Without the pictures, reproduce the records that follow exactly.

▶ **Records for processing**:
__________
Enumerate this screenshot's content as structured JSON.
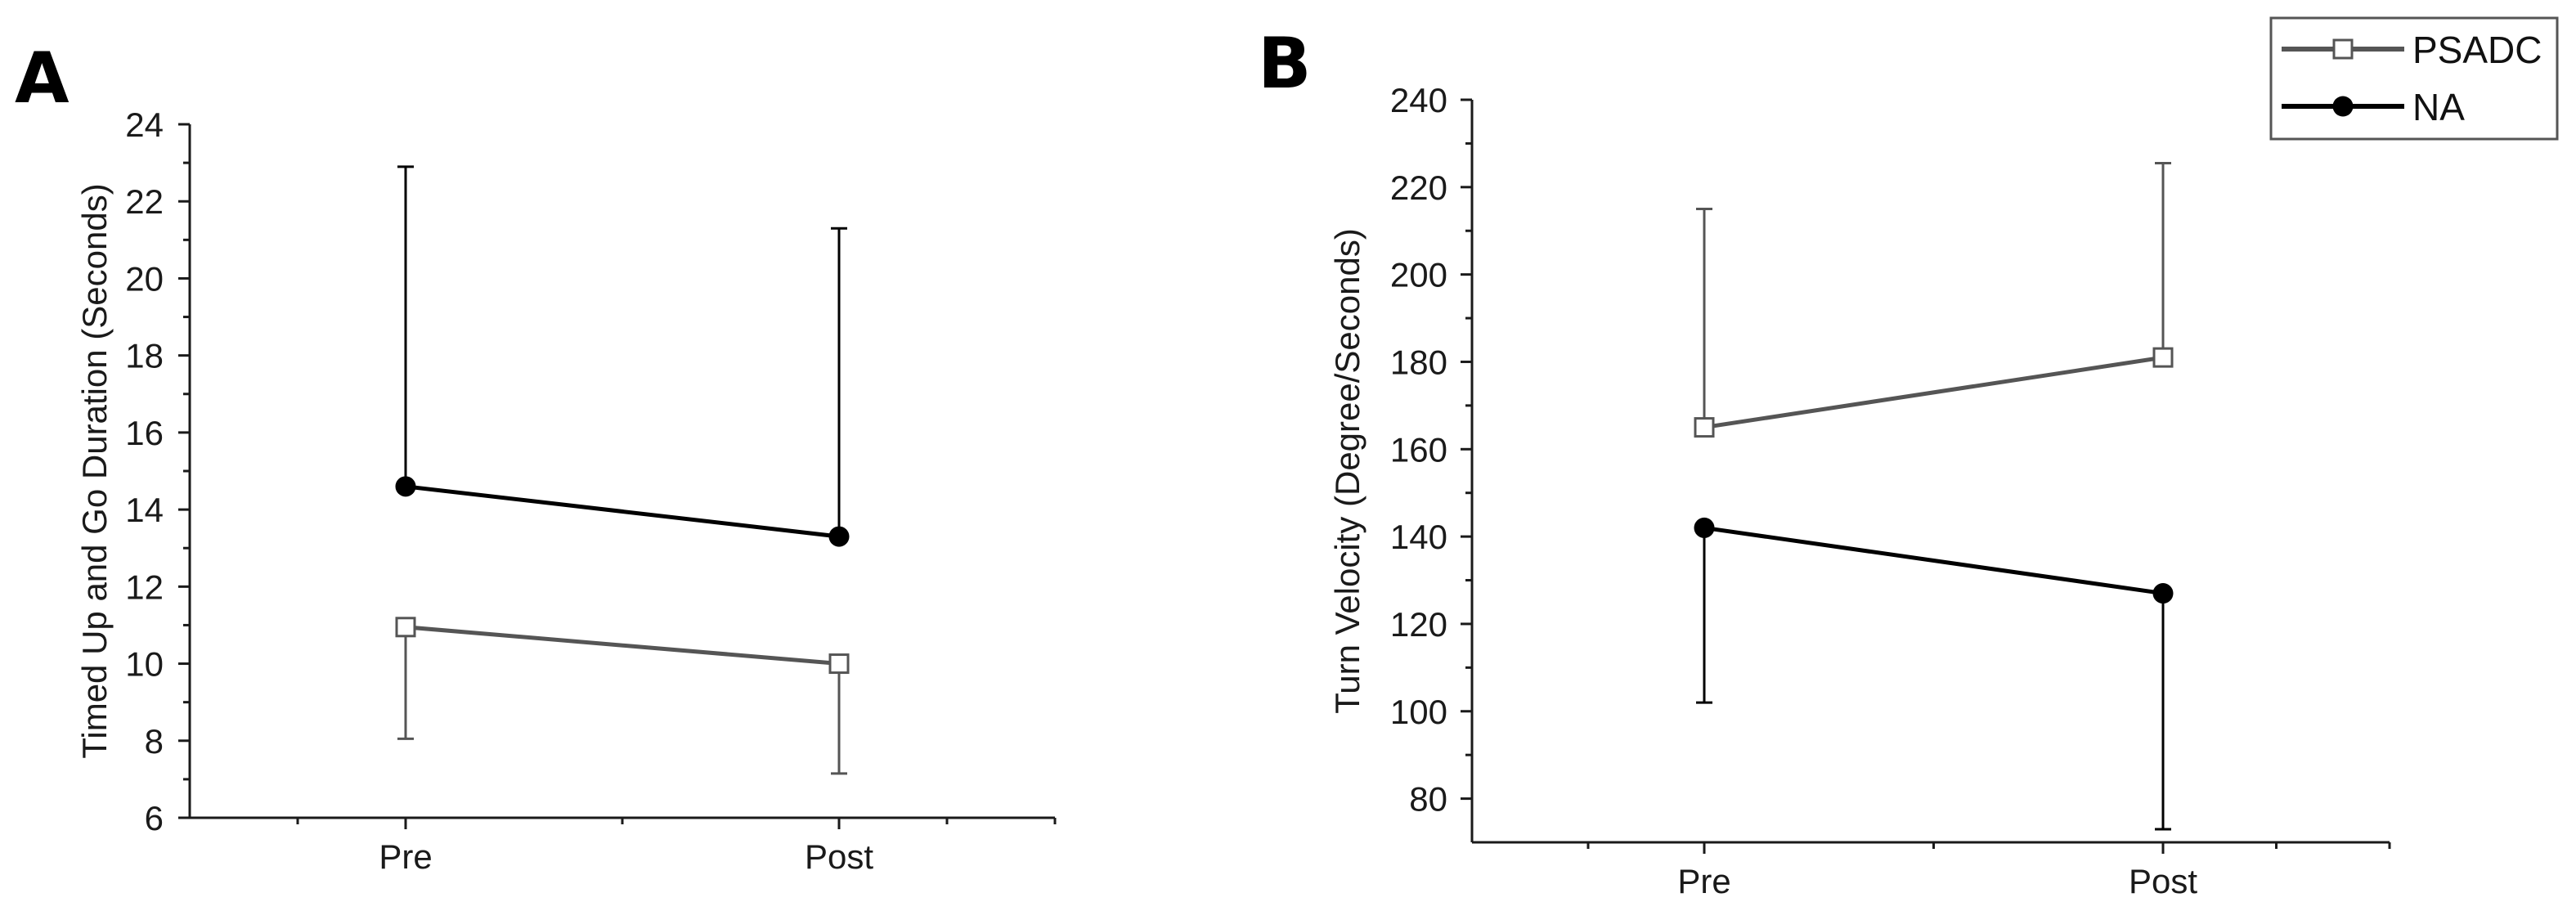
{
  "chart_data": [
    {
      "type": "line",
      "panel_label": "A",
      "title": "",
      "xlabel": "",
      "ylabel": "Timed Up and Go Duration (Seconds)",
      "categories": [
        "Pre",
        "Post"
      ],
      "ylim": [
        6,
        24
      ],
      "yticks": [
        6,
        8,
        10,
        12,
        14,
        16,
        18,
        20,
        22,
        24
      ],
      "series": [
        {
          "name": "PSADC",
          "values": [
            10.95,
            10.0
          ],
          "error_low": [
            8.05,
            7.15
          ],
          "error_high": [
            10.95,
            10.0
          ],
          "color": "#555555",
          "marker": "open-square"
        },
        {
          "name": "NA",
          "values": [
            14.6,
            13.3
          ],
          "error_low": [
            14.6,
            13.3
          ],
          "error_high": [
            22.9,
            21.3
          ],
          "color": "#000000",
          "marker": "filled-circle"
        }
      ]
    },
    {
      "type": "line",
      "panel_label": "B",
      "title": "",
      "xlabel": "",
      "ylabel": "Turn Velocity (Degree/Seconds)",
      "categories": [
        "Pre",
        "Post"
      ],
      "ylim": [
        70,
        240
      ],
      "yticks": [
        80,
        100,
        120,
        140,
        160,
        180,
        200,
        220,
        240
      ],
      "series": [
        {
          "name": "PSADC",
          "values": [
            165,
            181
          ],
          "error_low": [
            165,
            181
          ],
          "error_high": [
            215,
            225.5
          ],
          "color": "#555555",
          "marker": "open-square"
        },
        {
          "name": "NA",
          "values": [
            142,
            127
          ],
          "error_low": [
            102,
            73
          ],
          "error_high": [
            142,
            127
          ],
          "color": "#000000",
          "marker": "filled-circle"
        }
      ]
    }
  ],
  "legend": {
    "position": "top-right",
    "entries": [
      {
        "label": "PSADC",
        "marker": "open-square",
        "color": "#555555"
      },
      {
        "label": "NA",
        "marker": "filled-circle",
        "color": "#000000"
      }
    ]
  }
}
__________
▶ **Exercise output**:
Enumerate this screenshot's content as structured JSON.
{
  "chart_data": [
    {
      "type": "line",
      "panel_label": "A",
      "title": "",
      "xlabel": "",
      "ylabel": "Timed Up and Go Duration (Seconds)",
      "categories": [
        "Pre",
        "Post"
      ],
      "ylim": [
        6,
        24
      ],
      "yticks": [
        6,
        8,
        10,
        12,
        14,
        16,
        18,
        20,
        22,
        24
      ],
      "series": [
        {
          "name": "PSADC",
          "values": [
            10.95,
            10.0
          ],
          "error_low": [
            8.05,
            7.15
          ],
          "error_high": [
            10.95,
            10.0
          ],
          "color": "#555555",
          "marker": "open-square"
        },
        {
          "name": "NA",
          "values": [
            14.6,
            13.3
          ],
          "error_low": [
            14.6,
            13.3
          ],
          "error_high": [
            22.9,
            21.3
          ],
          "color": "#000000",
          "marker": "filled-circle"
        }
      ]
    },
    {
      "type": "line",
      "panel_label": "B",
      "title": "",
      "xlabel": "",
      "ylabel": "Turn Velocity (Degree/Seconds)",
      "categories": [
        "Pre",
        "Post"
      ],
      "ylim": [
        70,
        240
      ],
      "yticks": [
        80,
        100,
        120,
        140,
        160,
        180,
        200,
        220,
        240
      ],
      "series": [
        {
          "name": "PSADC",
          "values": [
            165,
            181
          ],
          "error_low": [
            165,
            181
          ],
          "error_high": [
            215,
            225.5
          ],
          "color": "#555555",
          "marker": "open-square"
        },
        {
          "name": "NA",
          "values": [
            142,
            127
          ],
          "error_low": [
            102,
            73
          ],
          "error_high": [
            142,
            127
          ],
          "color": "#000000",
          "marker": "filled-circle"
        }
      ]
    }
  ],
  "legend": {
    "position": "top-right",
    "entries": [
      {
        "label": "PSADC",
        "marker": "open-square",
        "color": "#555555"
      },
      {
        "label": "NA",
        "marker": "filled-circle",
        "color": "#000000"
      }
    ]
  }
}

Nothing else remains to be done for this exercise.